> **What you should do**
Write out all of the entries exactly, please.

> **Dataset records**
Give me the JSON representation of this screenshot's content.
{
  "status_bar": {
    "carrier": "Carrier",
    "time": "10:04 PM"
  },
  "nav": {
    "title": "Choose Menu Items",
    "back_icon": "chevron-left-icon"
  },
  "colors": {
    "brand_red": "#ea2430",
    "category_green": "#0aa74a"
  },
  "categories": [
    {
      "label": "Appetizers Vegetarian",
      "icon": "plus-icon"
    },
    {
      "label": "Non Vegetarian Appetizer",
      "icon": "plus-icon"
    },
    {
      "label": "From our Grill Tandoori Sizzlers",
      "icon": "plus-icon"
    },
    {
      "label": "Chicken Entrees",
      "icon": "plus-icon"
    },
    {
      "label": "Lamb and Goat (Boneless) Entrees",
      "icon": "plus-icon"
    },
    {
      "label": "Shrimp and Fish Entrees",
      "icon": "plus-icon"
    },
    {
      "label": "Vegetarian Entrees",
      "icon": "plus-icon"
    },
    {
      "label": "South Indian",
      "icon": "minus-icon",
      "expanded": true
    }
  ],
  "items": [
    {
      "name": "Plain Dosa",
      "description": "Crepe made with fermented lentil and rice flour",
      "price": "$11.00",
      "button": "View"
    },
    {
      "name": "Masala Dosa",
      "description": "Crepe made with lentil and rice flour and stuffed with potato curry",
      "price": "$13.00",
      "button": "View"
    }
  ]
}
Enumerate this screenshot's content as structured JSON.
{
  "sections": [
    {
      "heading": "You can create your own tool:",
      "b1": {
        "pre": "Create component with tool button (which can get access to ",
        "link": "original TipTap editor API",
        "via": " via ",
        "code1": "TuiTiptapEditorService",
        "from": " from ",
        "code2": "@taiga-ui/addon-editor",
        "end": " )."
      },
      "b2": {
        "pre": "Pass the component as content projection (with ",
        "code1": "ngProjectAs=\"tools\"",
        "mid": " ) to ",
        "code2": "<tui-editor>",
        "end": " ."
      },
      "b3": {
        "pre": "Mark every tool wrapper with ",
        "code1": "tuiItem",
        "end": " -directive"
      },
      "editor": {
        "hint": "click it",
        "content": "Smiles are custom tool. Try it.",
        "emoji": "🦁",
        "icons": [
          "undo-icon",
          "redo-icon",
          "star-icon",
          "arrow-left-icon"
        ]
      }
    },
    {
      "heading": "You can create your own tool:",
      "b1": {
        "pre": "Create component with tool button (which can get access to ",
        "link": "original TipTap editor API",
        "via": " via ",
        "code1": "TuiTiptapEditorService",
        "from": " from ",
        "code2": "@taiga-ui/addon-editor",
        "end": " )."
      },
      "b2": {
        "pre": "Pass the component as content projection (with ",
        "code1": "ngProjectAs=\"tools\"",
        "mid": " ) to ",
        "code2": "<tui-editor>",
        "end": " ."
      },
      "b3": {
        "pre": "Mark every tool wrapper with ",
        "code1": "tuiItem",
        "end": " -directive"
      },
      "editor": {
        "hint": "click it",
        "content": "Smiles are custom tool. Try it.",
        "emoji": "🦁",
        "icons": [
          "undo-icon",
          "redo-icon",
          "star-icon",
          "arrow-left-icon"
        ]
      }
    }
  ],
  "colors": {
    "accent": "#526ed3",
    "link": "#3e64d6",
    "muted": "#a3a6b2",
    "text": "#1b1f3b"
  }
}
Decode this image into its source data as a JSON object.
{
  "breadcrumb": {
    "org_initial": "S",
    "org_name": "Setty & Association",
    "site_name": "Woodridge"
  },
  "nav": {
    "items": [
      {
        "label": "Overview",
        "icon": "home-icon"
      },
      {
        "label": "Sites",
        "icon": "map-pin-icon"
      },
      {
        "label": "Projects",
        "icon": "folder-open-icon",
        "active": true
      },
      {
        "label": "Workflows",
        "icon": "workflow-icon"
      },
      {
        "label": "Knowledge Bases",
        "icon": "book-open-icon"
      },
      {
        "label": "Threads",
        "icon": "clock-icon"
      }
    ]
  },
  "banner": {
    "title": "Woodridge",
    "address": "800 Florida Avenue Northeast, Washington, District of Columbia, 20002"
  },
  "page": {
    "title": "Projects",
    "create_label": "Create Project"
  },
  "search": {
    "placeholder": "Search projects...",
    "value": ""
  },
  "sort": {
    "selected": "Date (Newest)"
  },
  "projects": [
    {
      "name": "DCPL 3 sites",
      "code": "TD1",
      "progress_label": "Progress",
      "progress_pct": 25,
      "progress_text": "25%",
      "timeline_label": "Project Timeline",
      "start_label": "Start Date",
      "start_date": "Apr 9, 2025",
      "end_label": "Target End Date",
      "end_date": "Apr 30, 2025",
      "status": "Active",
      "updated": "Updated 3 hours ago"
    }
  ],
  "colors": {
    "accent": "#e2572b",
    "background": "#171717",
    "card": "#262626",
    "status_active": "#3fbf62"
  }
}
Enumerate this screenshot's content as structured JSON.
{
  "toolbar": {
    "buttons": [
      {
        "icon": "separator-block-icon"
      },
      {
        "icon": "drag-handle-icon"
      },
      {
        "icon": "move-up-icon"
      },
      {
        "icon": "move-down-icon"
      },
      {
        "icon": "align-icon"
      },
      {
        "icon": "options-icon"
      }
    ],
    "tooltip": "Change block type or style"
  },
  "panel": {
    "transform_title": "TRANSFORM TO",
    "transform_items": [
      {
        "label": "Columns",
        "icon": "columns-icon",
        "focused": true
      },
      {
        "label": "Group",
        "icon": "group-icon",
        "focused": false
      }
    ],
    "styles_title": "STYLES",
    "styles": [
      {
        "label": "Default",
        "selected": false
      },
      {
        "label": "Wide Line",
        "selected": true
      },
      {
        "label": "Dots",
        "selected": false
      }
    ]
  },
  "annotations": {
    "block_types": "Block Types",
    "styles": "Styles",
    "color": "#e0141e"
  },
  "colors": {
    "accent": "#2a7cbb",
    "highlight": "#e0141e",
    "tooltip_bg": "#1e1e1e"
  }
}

> **Result of this exercise**
Give me the JSON representation of this screenshot's content.
{
  "status_bar": {
    "carrier": "Carrier",
    "time": "10:04 PM"
  },
  "nav": {
    "title": "Choose Menu Items",
    "back_icon": "chevron-left-icon"
  },
  "colors": {
    "brand_red": "#ea2430",
    "category_green": "#0aa74a"
  },
  "categories": [
    {
      "label": "Appetizers Vegetarian",
      "icon": "plus-icon"
    },
    {
      "label": "Non Vegetarian Appetizer",
      "icon": "plus-icon"
    },
    {
      "label": "From our Grill Tandoori Sizzlers",
      "icon": "plus-icon"
    },
    {
      "label": "Chicken Entrees",
      "icon": "plus-icon"
    },
    {
      "label": "Lamb and Goat (Boneless) Entrees",
      "icon": "plus-icon"
    },
    {
      "label": "Shrimp and Fish Entrees",
      "icon": "plus-icon"
    },
    {
      "label": "Vegetarian Entrees",
      "icon": "plus-icon"
    },
    {
      "label": "South Indian",
      "icon": "minus-icon",
      "expanded": true
    }
  ],
  "items": [
    {
      "name": "Plain Dosa",
      "description": "Crepe made with fermented lentil and rice flour",
      "price": "$11.00",
      "button": "View"
    },
    {
      "name": "Masala Dosa",
      "description": "Crepe made with lentil and rice flour and stuffed with potato curry",
      "price": "$13.00",
      "button": "View"
    }
  ]
}
Enumerate this screenshot's content as structured JSON.
{
  "sections": [
    {
      "heading": "You can create your own tool:",
      "b1": {
        "pre": "Create component with tool button (which can get access to ",
        "link": "original TipTap editor API",
        "via": " via ",
        "code1": "TuiTiptapEditorService",
        "from": " from ",
        "code2": "@taiga-ui/addon-editor",
        "end": " )."
      },
      "b2": {
        "pre": "Pass the component as content projection (with ",
        "code1": "ngProjectAs=\"tools\"",
        "mid": " ) to ",
        "code2": "<tui-editor>",
        "end": " ."
      },
      "b3": {
        "pre": "Mark every tool wrapper with ",
        "code1": "tuiItem",
        "end": " -directive"
      },
      "editor": {
        "hint": "click it",
        "content": "Smiles are custom tool. Try it.",
        "emoji": "🦁",
        "icons": [
          "undo-icon",
          "redo-icon",
          "star-icon",
          "arrow-left-icon"
        ]
      }
    },
    {
      "heading": "You can create your own tool:",
      "b1": {
        "pre": "Create component with tool button (which can get access to ",
        "link": "original TipTap editor API",
        "via": " via ",
        "code1": "TuiTiptapEditorService",
        "from": " from ",
        "code2": "@taiga-ui/addon-editor",
        "end": " )."
      },
      "b2": {
        "pre": "Pass the component as content projection (with ",
        "code1": "ngProjectAs=\"tools\"",
        "mid": " ) to ",
        "code2": "<tui-editor>",
        "end": " ."
      },
      "b3": {
        "pre": "Mark every tool wrapper with ",
        "code1": "tuiItem",
        "end": " -directive"
      },
      "editor": {
        "hint": "click it",
        "content": "Smiles are custom tool. Try it.",
        "emoji": "🦁",
        "icons": [
          "undo-icon",
          "redo-icon",
          "star-icon",
          "arrow-left-icon"
        ]
      }
    }
  ],
  "colors": {
    "accent": "#526ed3",
    "link": "#3e64d6",
    "muted": "#a3a6b2",
    "text": "#1b1f3b"
  }
}
Decode this image into its source data as a JSON object.
{
  "breadcrumb": {
    "org_initial": "S",
    "org_name": "Setty & Association",
    "site_name": "Woodridge"
  },
  "nav": {
    "items": [
      {
        "label": "Overview",
        "icon": "home-icon"
      },
      {
        "label": "Sites",
        "icon": "map-pin-icon"
      },
      {
        "label": "Projects",
        "icon": "folder-open-icon",
        "active": true
      },
      {
        "label": "Workflows",
        "icon": "workflow-icon"
      },
      {
        "label": "Knowledge Bases",
        "icon": "book-open-icon"
      },
      {
        "label": "Threads",
        "icon": "clock-icon"
      }
    ]
  },
  "banner": {
    "title": "Woodridge",
    "address": "800 Florida Avenue Northeast, Washington, District of Columbia, 20002"
  },
  "page": {
    "title": "Projects",
    "create_label": "Create Project"
  },
  "search": {
    "placeholder": "Search projects...",
    "value": ""
  },
  "sort": {
    "selected": "Date (Newest)"
  },
  "projects": [
    {
      "name": "DCPL 3 sites",
      "code": "TD1",
      "progress_label": "Progress",
      "progress_pct": 25,
      "progress_text": "25%",
      "timeline_label": "Project Timeline",
      "start_label": "Start Date",
      "start_date": "Apr 9, 2025",
      "end_label": "Target End Date",
      "end_date": "Apr 30, 2025",
      "status": "Active",
      "updated": "Updated 3 hours ago"
    }
  ],
  "colors": {
    "accent": "#e2572b",
    "background": "#171717",
    "card": "#262626",
    "status_active": "#3fbf62"
  }
}
Enumerate this screenshot's content as structured JSON.
{
  "toolbar": {
    "buttons": [
      {
        "icon": "separator-block-icon"
      },
      {
        "icon": "drag-handle-icon"
      },
      {
        "icon": "move-up-icon"
      },
      {
        "icon": "move-down-icon"
      },
      {
        "icon": "align-icon"
      },
      {
        "icon": "options-icon"
      }
    ],
    "tooltip": "Change block type or style"
  },
  "panel": {
    "transform_title": "TRANSFORM TO",
    "transform_items": [
      {
        "label": "Columns",
        "icon": "columns-icon",
        "focused": true
      },
      {
        "label": "Group",
        "icon": "group-icon",
        "focused": false
      }
    ],
    "styles_title": "STYLES",
    "styles": [
      {
        "label": "Default",
        "selected": false
      },
      {
        "label": "Wide Line",
        "selected": true
      },
      {
        "label": "Dots",
        "selected": false
      }
    ]
  },
  "annotations": {
    "block_types": "Block Types",
    "styles": "Styles",
    "color": "#e0141e"
  },
  "colors": {
    "accent": "#2a7cbb",
    "highlight": "#e0141e",
    "tooltip_bg": "#1e1e1e"
  }
}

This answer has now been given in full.